[START Listed records]
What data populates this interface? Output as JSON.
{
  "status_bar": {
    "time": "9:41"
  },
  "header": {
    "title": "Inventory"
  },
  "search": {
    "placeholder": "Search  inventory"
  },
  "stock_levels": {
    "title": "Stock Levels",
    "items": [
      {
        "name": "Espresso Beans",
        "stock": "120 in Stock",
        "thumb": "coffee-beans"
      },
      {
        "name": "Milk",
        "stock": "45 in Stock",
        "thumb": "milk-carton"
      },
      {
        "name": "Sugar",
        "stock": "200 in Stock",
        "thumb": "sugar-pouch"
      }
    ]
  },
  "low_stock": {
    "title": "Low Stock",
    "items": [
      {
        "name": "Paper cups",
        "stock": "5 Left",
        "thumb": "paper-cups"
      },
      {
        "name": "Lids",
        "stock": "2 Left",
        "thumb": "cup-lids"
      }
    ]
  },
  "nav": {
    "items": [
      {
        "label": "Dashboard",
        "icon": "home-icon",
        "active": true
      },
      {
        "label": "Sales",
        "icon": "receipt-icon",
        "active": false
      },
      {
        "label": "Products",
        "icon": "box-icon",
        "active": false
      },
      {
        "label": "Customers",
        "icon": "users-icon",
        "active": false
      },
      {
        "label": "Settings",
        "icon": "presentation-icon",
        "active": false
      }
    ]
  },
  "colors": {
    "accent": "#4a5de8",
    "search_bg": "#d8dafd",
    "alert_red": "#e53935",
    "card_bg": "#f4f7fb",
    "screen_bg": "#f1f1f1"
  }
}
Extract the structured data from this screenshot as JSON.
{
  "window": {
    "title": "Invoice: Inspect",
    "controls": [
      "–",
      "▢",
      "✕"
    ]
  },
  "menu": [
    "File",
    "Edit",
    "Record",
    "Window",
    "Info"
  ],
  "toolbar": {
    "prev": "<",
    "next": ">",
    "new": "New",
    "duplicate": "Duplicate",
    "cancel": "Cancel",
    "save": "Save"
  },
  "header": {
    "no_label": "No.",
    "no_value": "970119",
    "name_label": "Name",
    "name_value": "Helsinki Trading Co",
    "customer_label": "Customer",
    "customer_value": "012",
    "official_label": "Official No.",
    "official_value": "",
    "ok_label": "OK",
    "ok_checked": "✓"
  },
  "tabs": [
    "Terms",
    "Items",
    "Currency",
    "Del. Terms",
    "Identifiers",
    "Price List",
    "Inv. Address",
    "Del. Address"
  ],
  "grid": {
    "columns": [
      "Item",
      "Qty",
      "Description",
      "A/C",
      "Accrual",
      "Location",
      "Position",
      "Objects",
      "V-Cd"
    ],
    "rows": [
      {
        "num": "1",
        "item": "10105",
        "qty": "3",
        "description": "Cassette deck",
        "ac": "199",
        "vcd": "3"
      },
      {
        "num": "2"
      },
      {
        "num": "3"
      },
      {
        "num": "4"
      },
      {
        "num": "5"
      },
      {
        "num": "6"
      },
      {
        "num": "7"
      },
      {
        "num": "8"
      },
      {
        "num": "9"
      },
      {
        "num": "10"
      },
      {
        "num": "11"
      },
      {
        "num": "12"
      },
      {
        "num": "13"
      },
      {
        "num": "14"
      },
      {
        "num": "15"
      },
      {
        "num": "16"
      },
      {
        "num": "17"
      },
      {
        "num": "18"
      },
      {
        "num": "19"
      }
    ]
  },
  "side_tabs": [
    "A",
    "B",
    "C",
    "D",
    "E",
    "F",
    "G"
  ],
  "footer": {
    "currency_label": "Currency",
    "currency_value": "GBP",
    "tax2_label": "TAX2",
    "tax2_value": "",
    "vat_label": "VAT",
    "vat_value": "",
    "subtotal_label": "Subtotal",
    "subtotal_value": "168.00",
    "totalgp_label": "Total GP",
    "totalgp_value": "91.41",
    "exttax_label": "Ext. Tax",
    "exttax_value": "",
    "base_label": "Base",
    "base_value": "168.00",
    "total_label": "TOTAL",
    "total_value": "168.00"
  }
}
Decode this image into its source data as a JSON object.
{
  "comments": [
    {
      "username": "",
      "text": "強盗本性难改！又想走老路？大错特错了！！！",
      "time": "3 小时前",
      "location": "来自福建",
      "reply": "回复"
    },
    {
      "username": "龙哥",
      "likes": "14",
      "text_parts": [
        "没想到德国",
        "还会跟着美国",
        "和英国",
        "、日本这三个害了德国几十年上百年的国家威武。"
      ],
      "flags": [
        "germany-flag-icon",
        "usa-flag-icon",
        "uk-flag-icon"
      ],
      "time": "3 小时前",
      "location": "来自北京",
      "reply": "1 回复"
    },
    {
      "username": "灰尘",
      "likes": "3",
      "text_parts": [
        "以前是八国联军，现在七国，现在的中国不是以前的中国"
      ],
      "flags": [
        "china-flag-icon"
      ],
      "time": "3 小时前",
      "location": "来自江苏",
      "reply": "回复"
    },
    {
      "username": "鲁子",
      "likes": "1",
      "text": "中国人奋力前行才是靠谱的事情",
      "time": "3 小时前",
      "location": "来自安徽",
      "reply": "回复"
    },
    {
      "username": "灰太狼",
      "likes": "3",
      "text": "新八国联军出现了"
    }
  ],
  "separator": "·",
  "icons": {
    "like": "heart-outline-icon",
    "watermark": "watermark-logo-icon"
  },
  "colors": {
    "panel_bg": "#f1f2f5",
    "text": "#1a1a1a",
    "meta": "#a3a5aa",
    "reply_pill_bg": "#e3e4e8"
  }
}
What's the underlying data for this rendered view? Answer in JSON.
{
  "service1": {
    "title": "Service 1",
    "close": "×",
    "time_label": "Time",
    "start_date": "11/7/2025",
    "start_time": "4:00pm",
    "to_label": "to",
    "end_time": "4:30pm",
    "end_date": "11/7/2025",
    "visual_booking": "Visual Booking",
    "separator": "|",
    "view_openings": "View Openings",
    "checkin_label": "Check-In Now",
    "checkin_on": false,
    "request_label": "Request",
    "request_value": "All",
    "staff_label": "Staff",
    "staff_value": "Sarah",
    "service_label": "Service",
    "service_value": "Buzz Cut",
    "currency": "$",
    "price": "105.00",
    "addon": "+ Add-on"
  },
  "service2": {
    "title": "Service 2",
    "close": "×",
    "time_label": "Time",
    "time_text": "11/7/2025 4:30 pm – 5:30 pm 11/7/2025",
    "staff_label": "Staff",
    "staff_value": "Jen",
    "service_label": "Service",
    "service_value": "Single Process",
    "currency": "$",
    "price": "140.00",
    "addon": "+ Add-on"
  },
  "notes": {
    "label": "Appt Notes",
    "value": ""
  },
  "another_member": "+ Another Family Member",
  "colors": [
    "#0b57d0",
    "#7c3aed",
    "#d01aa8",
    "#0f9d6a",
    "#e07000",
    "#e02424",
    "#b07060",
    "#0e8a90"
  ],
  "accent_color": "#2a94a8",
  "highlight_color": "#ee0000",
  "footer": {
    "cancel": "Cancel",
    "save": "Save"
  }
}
[END Listed records]
Give only the number of lines in the data that hold the string "username".

5